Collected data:
◆ ◆ ◆
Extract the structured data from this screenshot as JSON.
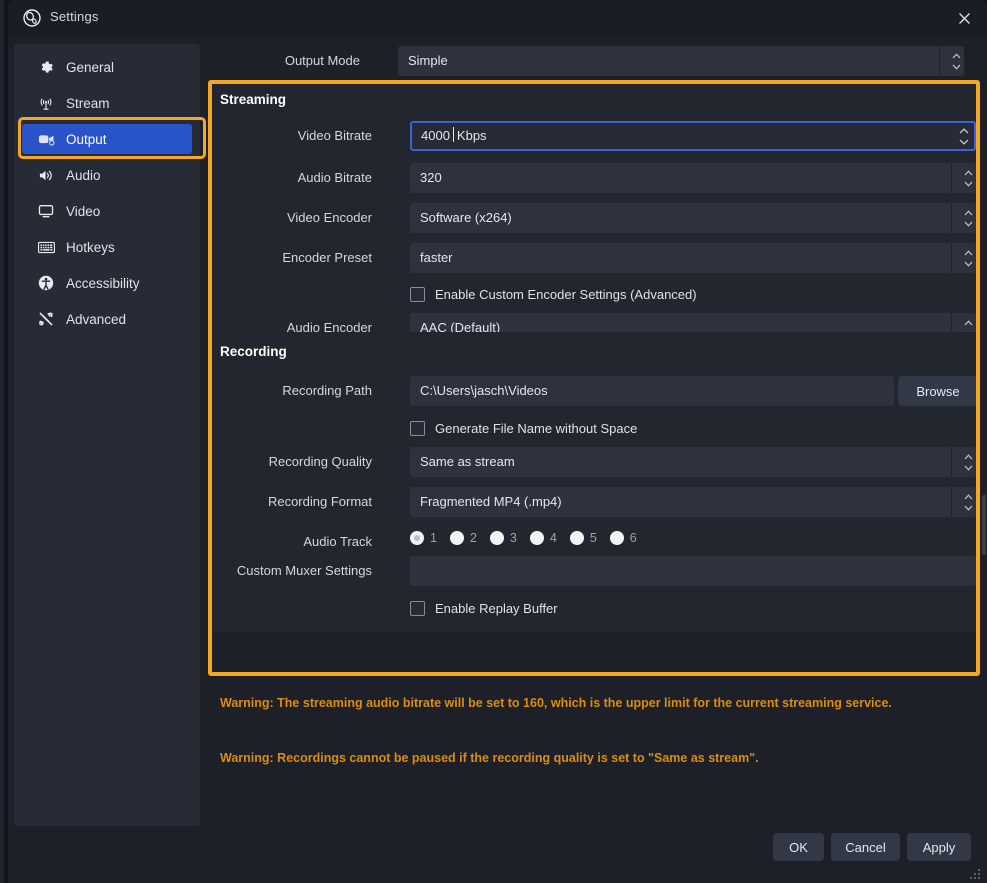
{
  "window": {
    "title": "Settings",
    "icon": "obs-logo-icon",
    "close_label": "✕"
  },
  "sidebar": {
    "items": [
      {
        "label": "General",
        "icon": "gear-icon",
        "active": false
      },
      {
        "label": "Stream",
        "icon": "broadcast-icon",
        "active": false
      },
      {
        "label": "Output",
        "icon": "output-video-icon",
        "active": true
      },
      {
        "label": "Audio",
        "icon": "speaker-icon",
        "active": false
      },
      {
        "label": "Video",
        "icon": "monitor-icon",
        "active": false
      },
      {
        "label": "Hotkeys",
        "icon": "keyboard-icon",
        "active": false
      },
      {
        "label": "Accessibility",
        "icon": "accessibility-icon",
        "active": false
      },
      {
        "label": "Advanced",
        "icon": "tools-icon",
        "active": false
      }
    ]
  },
  "output_mode": {
    "label": "Output Mode",
    "value": "Simple"
  },
  "streaming": {
    "title": "Streaming",
    "video_bitrate": {
      "label": "Video Bitrate",
      "value": "4000",
      "suffix": "Kbps",
      "focused": true
    },
    "audio_bitrate": {
      "label": "Audio Bitrate",
      "value": "320"
    },
    "video_encoder": {
      "label": "Video Encoder",
      "value": "Software (x264)"
    },
    "encoder_preset": {
      "label": "Encoder Preset",
      "value": "faster"
    },
    "custom_encoder": {
      "label": "Enable Custom Encoder Settings (Advanced)",
      "checked": false
    },
    "audio_encoder": {
      "label": "Audio Encoder",
      "value": "AAC (Default)"
    }
  },
  "recording": {
    "title": "Recording",
    "path": {
      "label": "Recording Path",
      "value": "C:\\Users\\jasch\\Videos"
    },
    "browse_label": "Browse",
    "generate_name": {
      "label": "Generate File Name without Space",
      "checked": false
    },
    "quality": {
      "label": "Recording Quality",
      "value": "Same as stream"
    },
    "format": {
      "label": "Recording Format",
      "value": "Fragmented MP4 (.mp4)"
    },
    "audio_track": {
      "label": "Audio Track",
      "options": [
        "1",
        "2",
        "3",
        "4",
        "5",
        "6"
      ],
      "selected": "1"
    },
    "muxer": {
      "label": "Custom Muxer Settings",
      "value": ""
    },
    "replay_buffer": {
      "label": "Enable Replay Buffer",
      "checked": false
    }
  },
  "warnings": [
    "Warning: The streaming audio bitrate will be set to 160, which is the upper limit for the current streaming service.",
    "Warning: Recordings cannot be paused if the recording quality is set to \"Same as stream\"."
  ],
  "footer": {
    "ok": "OK",
    "cancel": "Cancel",
    "apply": "Apply"
  },
  "colors": {
    "highlight": "#f5a623",
    "accent_selected": "#2953c8",
    "focus_border": "#3d63d8",
    "warning_text": "#d98c10",
    "panel_bg": "#22262f",
    "window_bg": "#1d2029",
    "field_bg": "#2d323e"
  }
}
◆ ◆ ◆
# Goal
Can you restate all the records above word for word while dropping the pictures?

# Result of this exercise
Extract the structured data from this screenshot as JSON.
{
  "window": {
    "title": "Settings",
    "icon": "obs-logo-icon",
    "close_label": "✕"
  },
  "sidebar": {
    "items": [
      {
        "label": "General",
        "icon": "gear-icon",
        "active": false
      },
      {
        "label": "Stream",
        "icon": "broadcast-icon",
        "active": false
      },
      {
        "label": "Output",
        "icon": "output-video-icon",
        "active": true
      },
      {
        "label": "Audio",
        "icon": "speaker-icon",
        "active": false
      },
      {
        "label": "Video",
        "icon": "monitor-icon",
        "active": false
      },
      {
        "label": "Hotkeys",
        "icon": "keyboard-icon",
        "active": false
      },
      {
        "label": "Accessibility",
        "icon": "accessibility-icon",
        "active": false
      },
      {
        "label": "Advanced",
        "icon": "tools-icon",
        "active": false
      }
    ]
  },
  "output_mode": {
    "label": "Output Mode",
    "value": "Simple"
  },
  "streaming": {
    "title": "Streaming",
    "video_bitrate": {
      "label": "Video Bitrate",
      "value": "4000",
      "suffix": "Kbps",
      "focused": true
    },
    "audio_bitrate": {
      "label": "Audio Bitrate",
      "value": "320"
    },
    "video_encoder": {
      "label": "Video Encoder",
      "value": "Software (x264)"
    },
    "encoder_preset": {
      "label": "Encoder Preset",
      "value": "faster"
    },
    "custom_encoder": {
      "label": "Enable Custom Encoder Settings (Advanced)",
      "checked": false
    },
    "audio_encoder": {
      "label": "Audio Encoder",
      "value": "AAC (Default)"
    }
  },
  "recording": {
    "title": "Recording",
    "path": {
      "label": "Recording Path",
      "value": "C:\\Users\\jasch\\Videos"
    },
    "browse_label": "Browse",
    "generate_name": {
      "label": "Generate File Name without Space",
      "checked": false
    },
    "quality": {
      "label": "Recording Quality",
      "value": "Same as stream"
    },
    "format": {
      "label": "Recording Format",
      "value": "Fragmented MP4 (.mp4)"
    },
    "audio_track": {
      "label": "Audio Track",
      "options": [
        "1",
        "2",
        "3",
        "4",
        "5",
        "6"
      ],
      "selected": "1"
    },
    "muxer": {
      "label": "Custom Muxer Settings",
      "value": ""
    },
    "replay_buffer": {
      "label": "Enable Replay Buffer",
      "checked": false
    }
  },
  "warnings": [
    "Warning: The streaming audio bitrate will be set to 160, which is the upper limit for the current streaming service.",
    "Warning: Recordings cannot be paused if the recording quality is set to \"Same as stream\"."
  ],
  "footer": {
    "ok": "OK",
    "cancel": "Cancel",
    "apply": "Apply"
  },
  "colors": {
    "highlight": "#f5a623",
    "accent_selected": "#2953c8",
    "focus_border": "#3d63d8",
    "warning_text": "#d98c10",
    "panel_bg": "#22262f",
    "window_bg": "#1d2029",
    "field_bg": "#2d323e"
  }
}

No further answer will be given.